--- Excerpted records ---
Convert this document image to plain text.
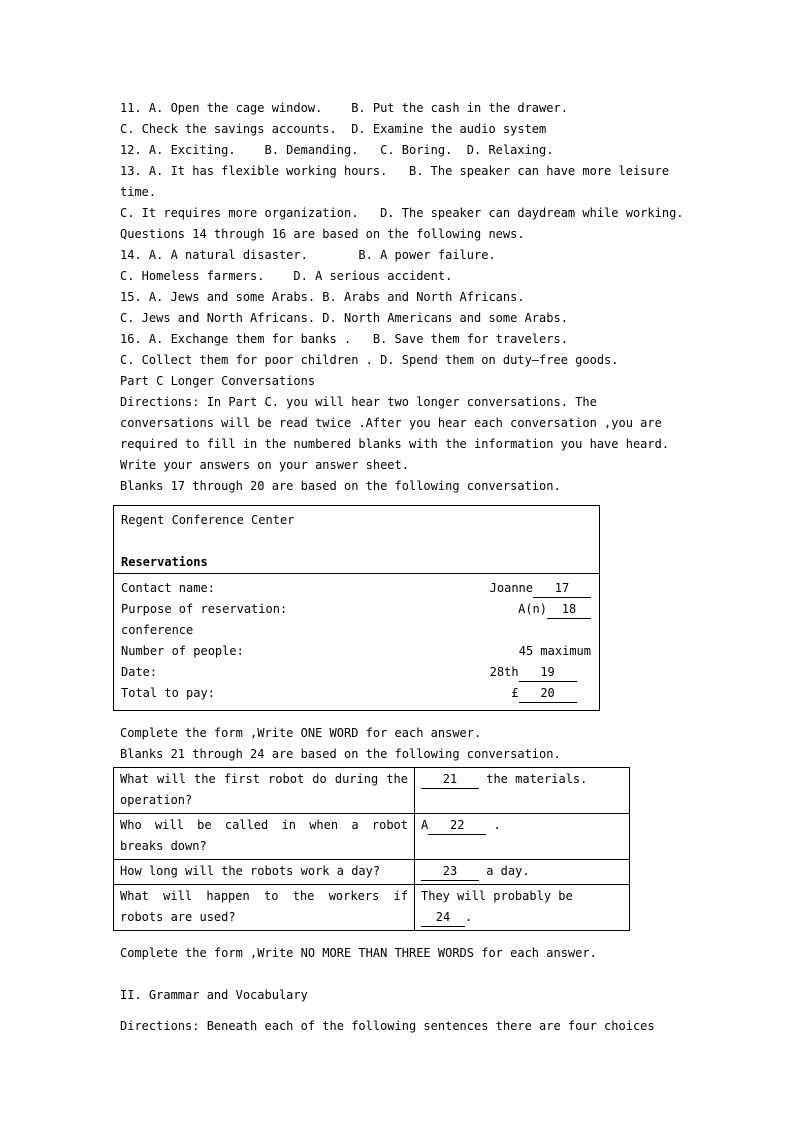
11. A. Open the cage window.    B. Put the cash in the drawer.
C. Check the savings accounts.  D. Examine the audio system
12. A. Exciting.    B. Demanding.   C. Boring.  D. Relaxing.
13. A. It has flexible working hours.   B. The speaker can have more leisure
time.
C. It requires more organization.   D. The speaker can daydream while working.
Questions 14 through 16 are based on the following news.
14. A. A natural disaster.       B. A power failure.
C. Homeless farmers.    D. A serious accident.
15. A. Jews and some Arabs. B. Arabs and North Africans.
C. Jews and North Africans. D. North Americans and some Arabs.
16. A. Exchange them for banks .   B. Save them for travelers.
C. Collect them for poor children . D. Spend them on duty—free goods.
Part C Longer Conversations
Directions: In Part C. you will hear two longer conversations. The
conversations will be read twice .After you hear each conversation ,you are
required to fill in the numbered blanks with the information you have heard.
Write your answers on your answer sheet.
Blanks 17 through 20 are based on the following conversation.
Regent Conference Center
Reservations
Contact name:	Joanne 17
Purpose of reservation:	A(n) 18
conference
Number of people:	45 maximum
Date:	28th 19
Total to pay:	£ 20
Complete the form ,Write ONE WORD for each answer.
Blanks 21 through 24 are based on the following conversation.
What will the first robot do during the operation?	21 the materials.
Who will be called in when a robot breaks down?	A 22 .
How long will the robots work a day?	23 a day.
What will happen to the workers if robots are used?	They will probably be 24 .
Complete the form ,Write NO MORE THAN THREE WORDS for each answer.
II. Grammar and Vocabulary
Directions: Beneath each of the following sentences there are four choices
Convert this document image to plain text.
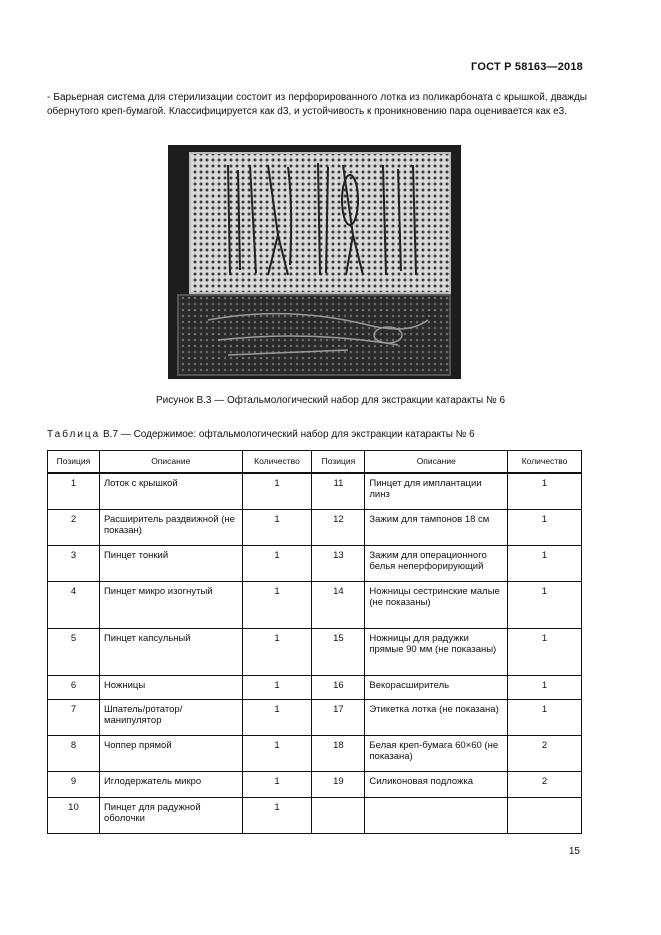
ГОСТ Р 58163—2018

- Барьерная система для стерилизации состоит из перфорированного лотка из поликарбоната с крышкой, дважды обернутого креп-бумагой. Классифицируется как d3, и устойчивость к проникновению пара оценивается как e3.

Рисунок В.3 — Офтальмологический набор для экстракции катаракты № 6
Таблица В.7 — Содержимое: офтальмологический набор для экстракции катаракты № 6
Позиция	Описание	Количество	Позиция	Описание	Количество
1	Лоток с крышкой	1	11	Пинцет для имплантации линз	1
2	Расширитель раздвижной (не показан)	1	12	Зажим для тампонов 18 см	1
3	Пинцет тонкий	1	13	Зажим для операционного белья неперфорирующий	1
4	Пинцет микро изогнутый	1	14	Ножницы сестринские малые (не показаны)	1
5	Пинцет капсульный	1	15	Ножницы для радужки прямые 90 мм (не показаны)	1
6	Ножницы	1	16	Векорасширитель	1
7	Шпатель/ротатор/ манипулятор	1	17	Этикетка лотка (не показана)	1
8	Чоппер прямой	1	18	Белая креп-бумага 60×60 (не показана)	2
9	Иглодержатель микро	1	19	Силиконовая подложка	2
10	Пинцет для радужной оболочки	1			
15
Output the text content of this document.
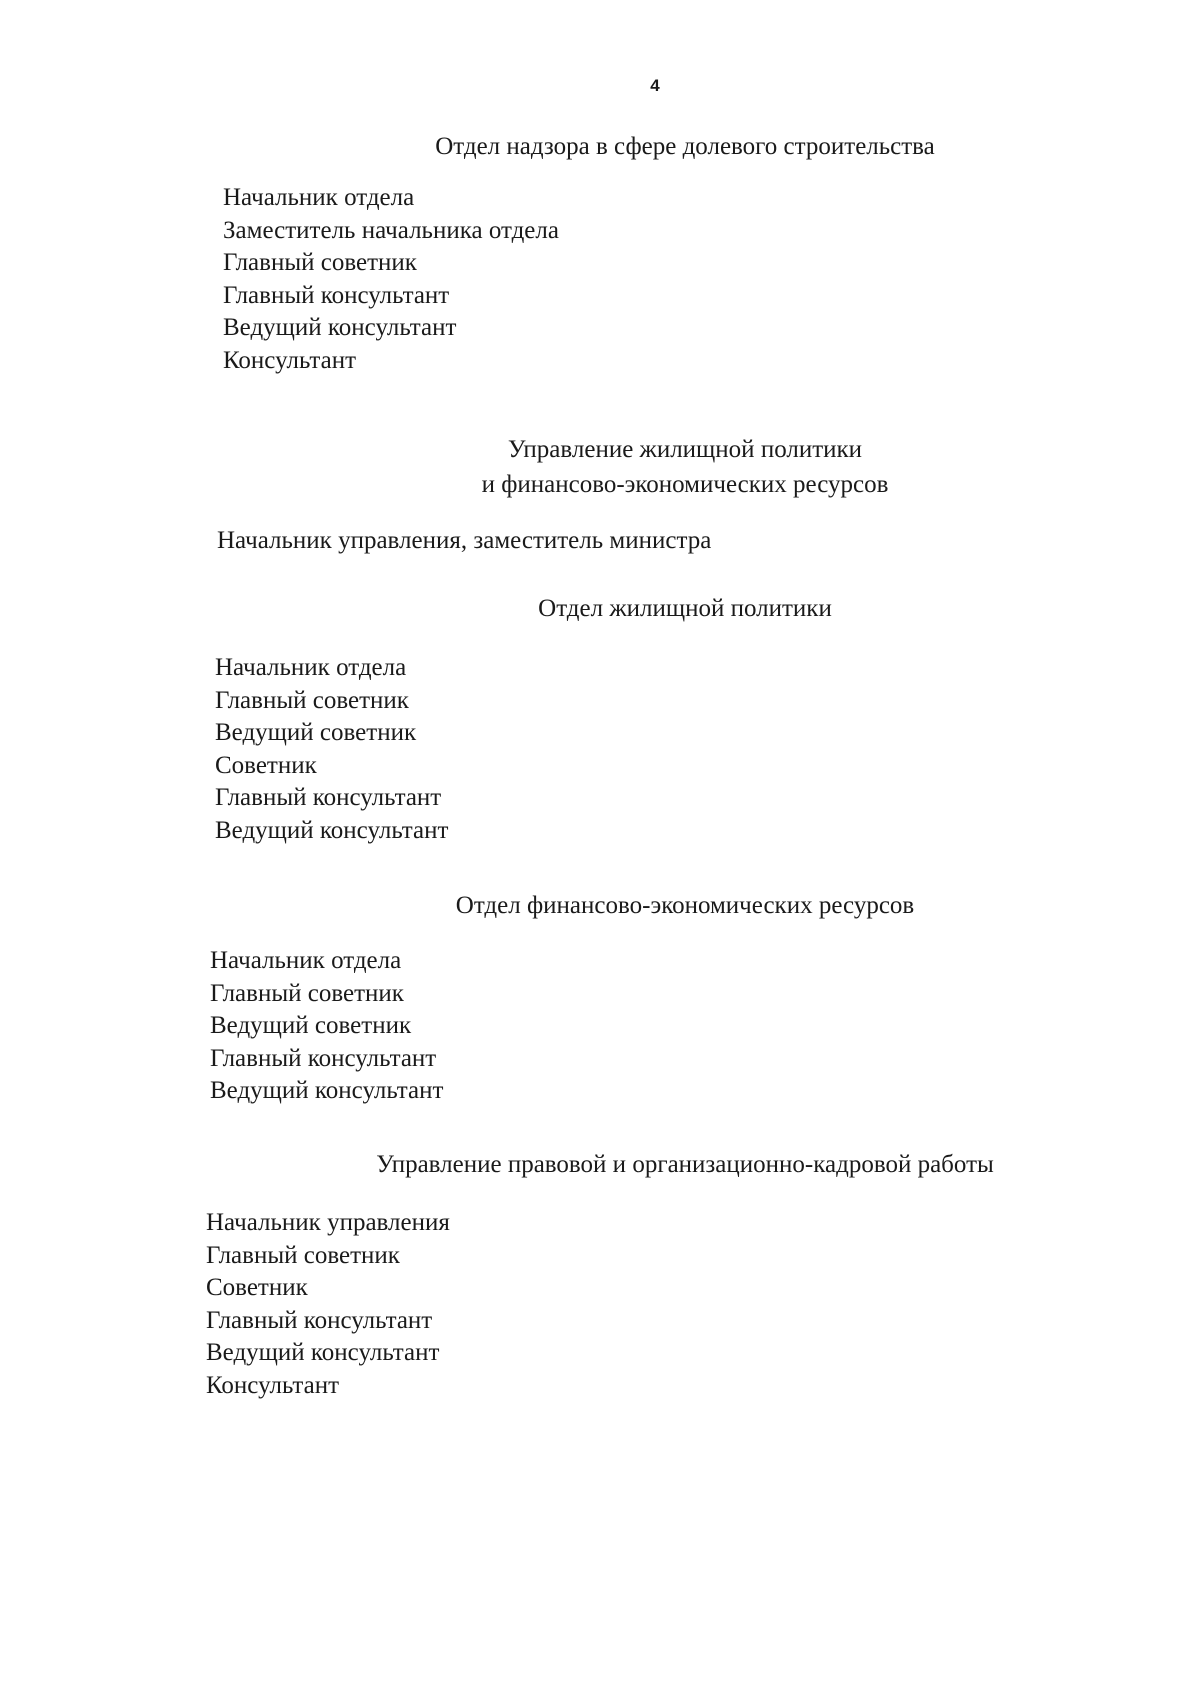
4
Отдел надзора в сфере долевого строительства
Начальник отдела
Заместитель начальника отдела
Главный советник
Главный консультант
Ведущий консультант
Консультант
Управление жилищной политики
и финансово-экономических ресурсов
Начальник управления, заместитель министра
Отдел жилищной политики
Начальник отдела
Главный советник
Ведущий советник
Советник
Главный консультант
Ведущий консультант
Отдел финансово-экономических ресурсов
Начальник отдела
Главный советник
Ведущий советник
Главный консультант
Ведущий консультант
Управление правовой и организационно-кадровой работы
Начальник управления
Главный советник
Советник
Главный консультант
Ведущий консультант
Консультант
---
Instructions to follow: Reproduce all the records verbatim, excluding images.

Expected answer:
Convert this document image to plain text.
11. A. Open the cage window.    B. Put the cash in the drawer.
C. Check the savings accounts.  D. Examine the audio system
12. A. Exciting.    B. Demanding.   C. Boring.  D. Relaxing.
13. A. It has flexible working hours.   B. The speaker can have more leisure
time.
C. It requires more organization.   D. The speaker can daydream while working.
Questions 14 through 16 are based on the following news.
14. A. A natural disaster.       B. A power failure.
C. Homeless farmers.    D. A serious accident.
15. A. Jews and some Arabs. B. Arabs and North Africans.
C. Jews and North Africans. D. North Americans and some Arabs.
16. A. Exchange them for banks .   B. Save them for travelers.
C. Collect them for poor children . D. Spend them on duty—free goods.
Part C Longer Conversations
Directions: In Part C. you will hear two longer conversations. The
conversations will be read twice .After you hear each conversation ,you are
required to fill in the numbered blanks with the information you have heard.
Write your answers on your answer sheet.
Blanks 17 through 20 are based on the following conversation.
Regent Conference Center
Reservations
Contact name:	Joanne 17
Purpose of reservation:	A(n) 18
conference
Number of people:	45 maximum
Date:	28th 19
Total to pay:	£ 20
Complete the form ,Write ONE WORD for each answer.
Blanks 21 through 24 are based on the following conversation.
What will the first robot do during the operation?	21 the materials.
Who will be called in when a robot breaks down?	A 22 .
How long will the robots work a day?	23 a day.
What will happen to the workers if robots are used?	They will probably be 24 .
Complete the form ,Write NO MORE THAN THREE WORDS for each answer.
II. Grammar and Vocabulary
Directions: Beneath each of the following sentences there are four choices
Convert this document image to plain text.
ГОСТ Р 58163—2018

- Барьерная система для стерилизации состоит из перфорированного лотка из поликарбоната с крышкой, дважды обернутого креп-бумагой. Классифицируется как d3, и устойчивость к проникновению пара оценивается как e3.

Рисунок В.3 — Офтальмологический набор для экстракции катаракты № 6
Таблица В.7 — Содержимое: офтальмологический набор для экстракции катаракты № 6
Позиция	Описание	Количество	Позиция	Описание	Количество
1	Лоток с крышкой	1	11	Пинцет для имплантации линз	1
2	Расширитель раздвижной (не показан)	1	12	Зажим для тампонов 18 см	1
3	Пинцет тонкий	1	13	Зажим для операционного белья неперфорирующий	1
4	Пинцет микро изогнутый	1	14	Ножницы сестринские малые (не показаны)	1
5	Пинцет капсульный	1	15	Ножницы для радужки прямые 90 мм (не показаны)	1
6	Ножницы	1	16	Векорасширитель	1
7	Шпатель/ротатор/ манипулятор	1	17	Этикетка лотка (не показана)	1
8	Чоппер прямой	1	18	Белая креп-бумага 60×60 (не показана)	2
9	Иглодержатель микро	1	19	Силиконовая подложка	2
10	Пинцет для радужной оболочки	1			
15
Output the text content of this document.
4
Отдел надзора в сфере долевого строительства
Начальник отдела
Заместитель начальника отдела
Главный советник
Главный консультант
Ведущий консультант
Консультант
Управление жилищной политики
и финансово-экономических ресурсов
Начальник управления, заместитель министра
Отдел жилищной политики
Начальник отдела
Главный советник
Ведущий советник
Советник
Главный консультант
Ведущий консультант
Отдел финансово-экономических ресурсов
Начальник отдела
Главный советник
Ведущий советник
Главный консультант
Ведущий консультант
Управление правовой и организационно-кадровой работы
Начальник управления
Главный советник
Советник
Главный консультант
Ведущий консультант
Консультант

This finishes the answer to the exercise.